• Exercise objective:
Omit every picture and output the rest of the records exactly as they are.
* Start Raw data *
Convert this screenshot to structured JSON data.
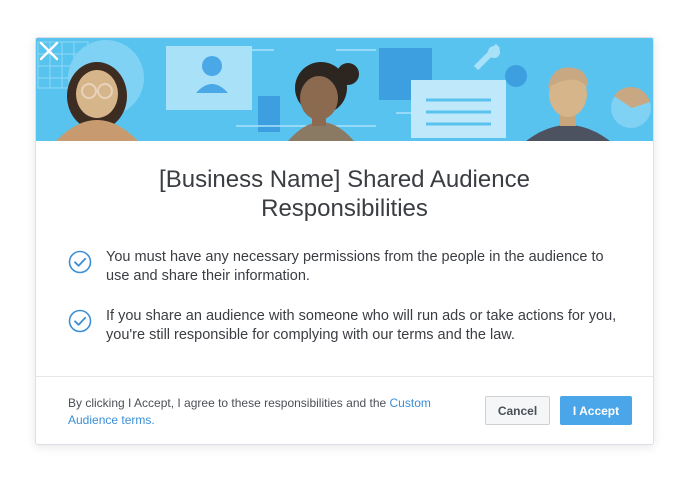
{
  "dialog": {
    "title": "[Business Name] Shared Audience Responsibilities",
    "items": [
      {
        "text": "You must have any necessary permissions from the people in the audience to use and share their information."
      },
      {
        "text": "If you share an audience with someone who will run ads or take actions for you, you're still responsible for complying with our terms and the law."
      }
    ],
    "footer": {
      "prefix": "By clicking I Accept, I agree to these responsibilities and the ",
      "link": "Custom Audience terms."
    },
    "buttons": {
      "cancel": "Cancel",
      "accept": "I Accept"
    }
  },
  "icons": {
    "close": "close-icon",
    "check": "check-circle-icon"
  },
  "colors": {
    "banner": "#58c3ee",
    "accent": "#4aa6e8",
    "link": "#3b8fd6",
    "check": "#3b8fd6"
  }
}
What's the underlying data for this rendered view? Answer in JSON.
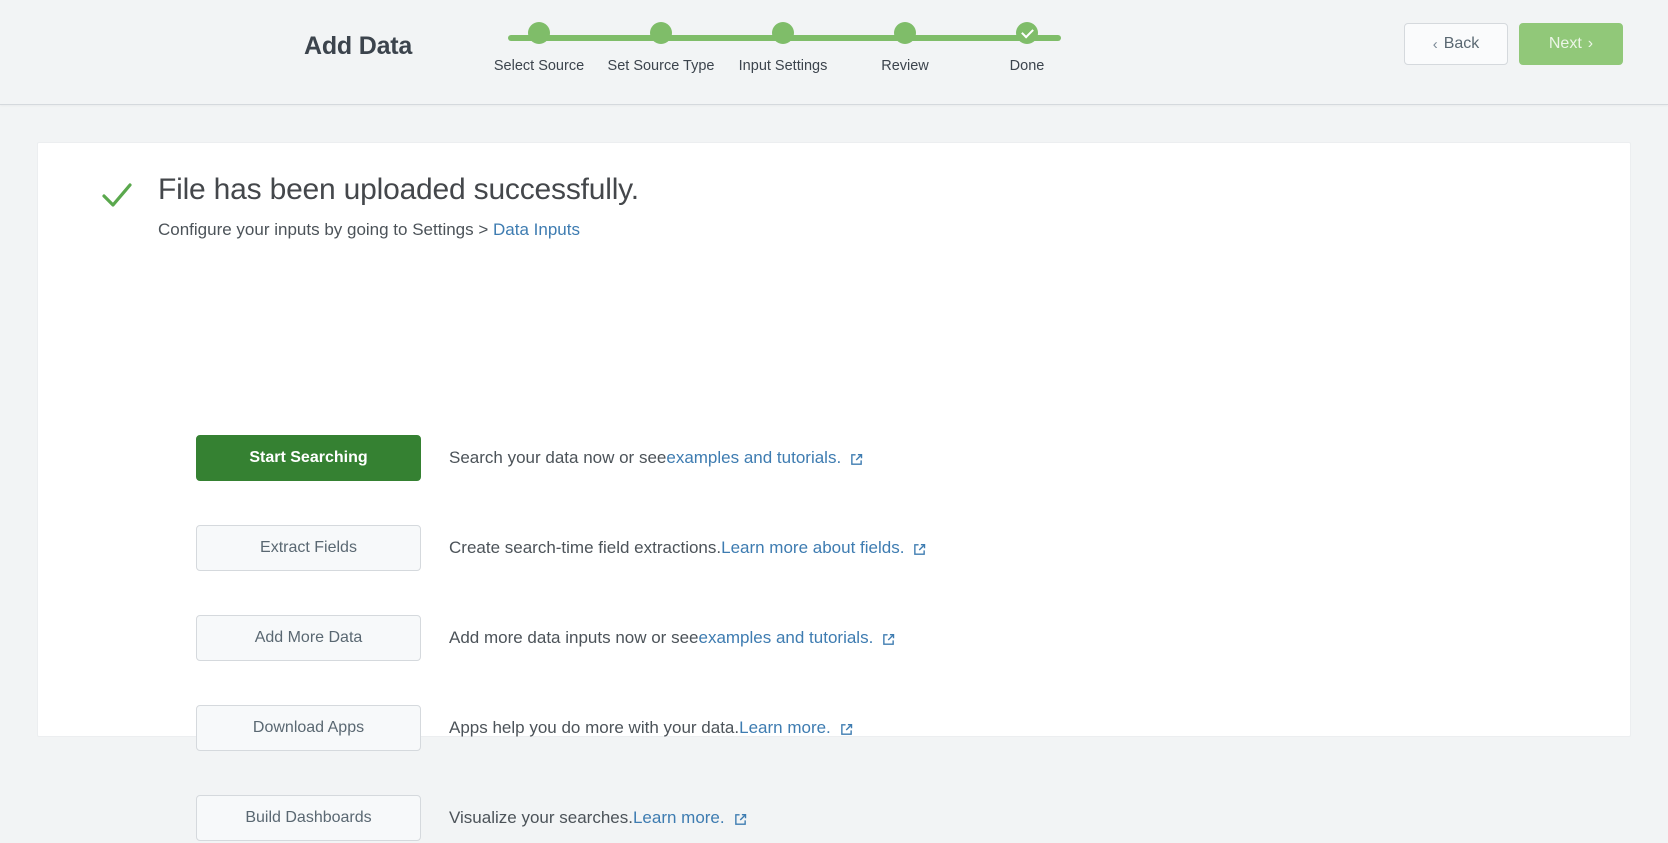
{
  "header": {
    "title": "Add Data",
    "steps": [
      {
        "label": "Select Source",
        "state": "complete"
      },
      {
        "label": "Set Source Type",
        "state": "complete"
      },
      {
        "label": "Input Settings",
        "state": "complete"
      },
      {
        "label": "Review",
        "state": "complete"
      },
      {
        "label": "Done",
        "state": "current-check"
      }
    ],
    "back_label": "Back",
    "next_label": "Next",
    "back_chevron": "‹",
    "next_chevron": "›"
  },
  "colors": {
    "progress_green": "#7fbd69",
    "primary_green": "#358132",
    "next_green": "#8cc673",
    "link_blue": "#3e7cb1",
    "page_background": "#f2f4f5"
  },
  "main": {
    "success_icon": "check-icon",
    "title": "File has been uploaded successfully.",
    "subtitle_prefix": "Configure your inputs by going to Settings > ",
    "subtitle_link": "Data Inputs",
    "actions": [
      {
        "button_label": "Start Searching",
        "style": "primary",
        "desc_prefix": "Search your data now or see ",
        "desc_link": "examples and tutorials.",
        "desc_suffix": "",
        "external_icon": "external-link-icon"
      },
      {
        "button_label": "Extract Fields",
        "style": "secondary",
        "desc_prefix": "Create search-time field extractions. ",
        "desc_link": "Learn more about fields.",
        "desc_suffix": "",
        "external_icon": "external-link-icon"
      },
      {
        "button_label": "Add More Data",
        "style": "secondary",
        "desc_prefix": "Add more data inputs now or see ",
        "desc_link": "examples and tutorials.",
        "desc_suffix": "",
        "external_icon": "external-link-icon"
      },
      {
        "button_label": "Download Apps",
        "style": "secondary",
        "desc_prefix": "Apps help you do more with your data. ",
        "desc_link": "Learn more.",
        "desc_suffix": "",
        "external_icon": "external-link-icon"
      },
      {
        "button_label": "Build Dashboards",
        "style": "secondary",
        "desc_prefix": "Visualize your searches. ",
        "desc_link": "Learn more.",
        "desc_suffix": "",
        "external_icon": "external-link-icon"
      }
    ]
  }
}
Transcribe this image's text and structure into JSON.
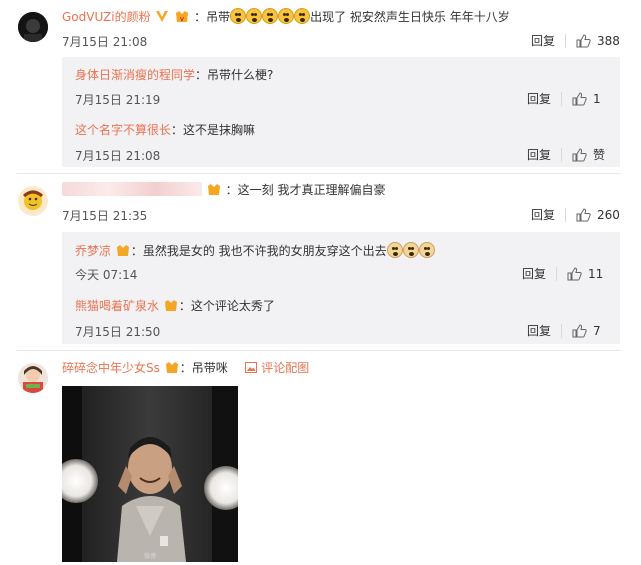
{
  "comments": [
    {
      "user": "GodVUZi的颜粉",
      "text_pre": "：吊带",
      "text_post": "出现了 祝安然声生日快乐 年年十八岁",
      "time": "7月15日 21:08",
      "reply_label": "回复",
      "likes": "388",
      "replies": [
        {
          "user": "身体日渐消瘦的程同学",
          "text": "：吊带什么梗?",
          "time": "7月15日 21:19",
          "reply_label": "回复",
          "likes": "1"
        },
        {
          "user": "这个名字不算很长",
          "text": "：这不是抹胸嘛",
          "time": "7月15日 21:08",
          "reply_label": "回复",
          "likes": "赞"
        }
      ]
    },
    {
      "user": "",
      "text": "：这一刻 我才真正理解偏自豪",
      "time": "7月15日 21:35",
      "reply_label": "回复",
      "likes": "260",
      "replies": [
        {
          "user": "乔梦凉",
          "text": "：虽然我是女的 我也不许我的女朋友穿这个出去",
          "time": "今天 07:14",
          "reply_label": "回复",
          "likes": "11"
        },
        {
          "user": "熊猫喝着矿泉水",
          "text": "：这个评论太秀了",
          "time": "7月15日 21:50",
          "reply_label": "回复",
          "likes": "7"
        }
      ]
    },
    {
      "user": "碎碎念中年少女Ss",
      "text": "：吊带咪",
      "image_link": "评论配图"
    }
  ],
  "colors": {
    "username": "#eb7350",
    "reply_bg": "#f2f2f5"
  }
}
* End Raw data *
• Result of this exercise:
Convert this screenshot to structured JSON data.
{
  "dialog": {
    "title": "[Business Name] Shared Audience Responsibilities",
    "items": [
      {
        "text": "You must have any necessary permissions from the people in the audience to use and share their information."
      },
      {
        "text": "If you share an audience with someone who will run ads or take actions for you, you're still responsible for complying with our terms and the law."
      }
    ],
    "footer": {
      "prefix": "By clicking I Accept, I agree to these responsibilities and the ",
      "link": "Custom Audience terms."
    },
    "buttons": {
      "cancel": "Cancel",
      "accept": "I Accept"
    }
  },
  "icons": {
    "close": "close-icon",
    "check": "check-circle-icon"
  },
  "colors": {
    "banner": "#58c3ee",
    "accent": "#4aa6e8",
    "link": "#3b8fd6",
    "check": "#3b8fd6"
  }
}
What's the underlying data for this rendered view? Answer in JSON.
{
  "header": {
    "title": "Add Data",
    "steps": [
      {
        "label": "Select Source",
        "state": "complete"
      },
      {
        "label": "Set Source Type",
        "state": "complete"
      },
      {
        "label": "Input Settings",
        "state": "complete"
      },
      {
        "label": "Review",
        "state": "complete"
      },
      {
        "label": "Done",
        "state": "current-check"
      }
    ],
    "back_label": "Back",
    "next_label": "Next",
    "back_chevron": "‹",
    "next_chevron": "›"
  },
  "colors": {
    "progress_green": "#7fbd69",
    "primary_green": "#358132",
    "next_green": "#8cc673",
    "link_blue": "#3e7cb1",
    "page_background": "#f2f4f5"
  },
  "main": {
    "success_icon": "check-icon",
    "title": "File has been uploaded successfully.",
    "subtitle_prefix": "Configure your inputs by going to Settings > ",
    "subtitle_link": "Data Inputs",
    "actions": [
      {
        "button_label": "Start Searching",
        "style": "primary",
        "desc_prefix": "Search your data now or see ",
        "desc_link": "examples and tutorials.",
        "desc_suffix": "",
        "external_icon": "external-link-icon"
      },
      {
        "button_label": "Extract Fields",
        "style": "secondary",
        "desc_prefix": "Create search-time field extractions. ",
        "desc_link": "Learn more about fields.",
        "desc_suffix": "",
        "external_icon": "external-link-icon"
      },
      {
        "button_label": "Add More Data",
        "style": "secondary",
        "desc_prefix": "Add more data inputs now or see ",
        "desc_link": "examples and tutorials.",
        "desc_suffix": "",
        "external_icon": "external-link-icon"
      },
      {
        "button_label": "Download Apps",
        "style": "secondary",
        "desc_prefix": "Apps help you do more with your data. ",
        "desc_link": "Learn more.",
        "desc_suffix": "",
        "external_icon": "external-link-icon"
      },
      {
        "button_label": "Build Dashboards",
        "style": "secondary",
        "desc_prefix": "Visualize your searches. ",
        "desc_link": "Learn more.",
        "desc_suffix": "",
        "external_icon": "external-link-icon"
      }
    ]
  }
}
Transcribe this image's text and structure into JSON.
{
  "comments": [
    {
      "user": "GodVUZi的颜粉",
      "text_pre": "：吊带",
      "text_post": "出现了 祝安然声生日快乐 年年十八岁",
      "time": "7月15日 21:08",
      "reply_label": "回复",
      "likes": "388",
      "replies": [
        {
          "user": "身体日渐消瘦的程同学",
          "text": "：吊带什么梗?",
          "time": "7月15日 21:19",
          "reply_label": "回复",
          "likes": "1"
        },
        {
          "user": "这个名字不算很长",
          "text": "：这不是抹胸嘛",
          "time": "7月15日 21:08",
          "reply_label": "回复",
          "likes": "赞"
        }
      ]
    },
    {
      "user": "",
      "text": "：这一刻 我才真正理解偏自豪",
      "time": "7月15日 21:35",
      "reply_label": "回复",
      "likes": "260",
      "replies": [
        {
          "user": "乔梦凉",
          "text": "：虽然我是女的 我也不许我的女朋友穿这个出去",
          "time": "今天 07:14",
          "reply_label": "回复",
          "likes": "11"
        },
        {
          "user": "熊猫喝着矿泉水",
          "text": "：这个评论太秀了",
          "time": "7月15日 21:50",
          "reply_label": "回复",
          "likes": "7"
        }
      ]
    },
    {
      "user": "碎碎念中年少女Ss",
      "text": "：吊带咪",
      "image_link": "评论配图"
    }
  ],
  "colors": {
    "username": "#eb7350",
    "reply_bg": "#f2f2f5"
  }
}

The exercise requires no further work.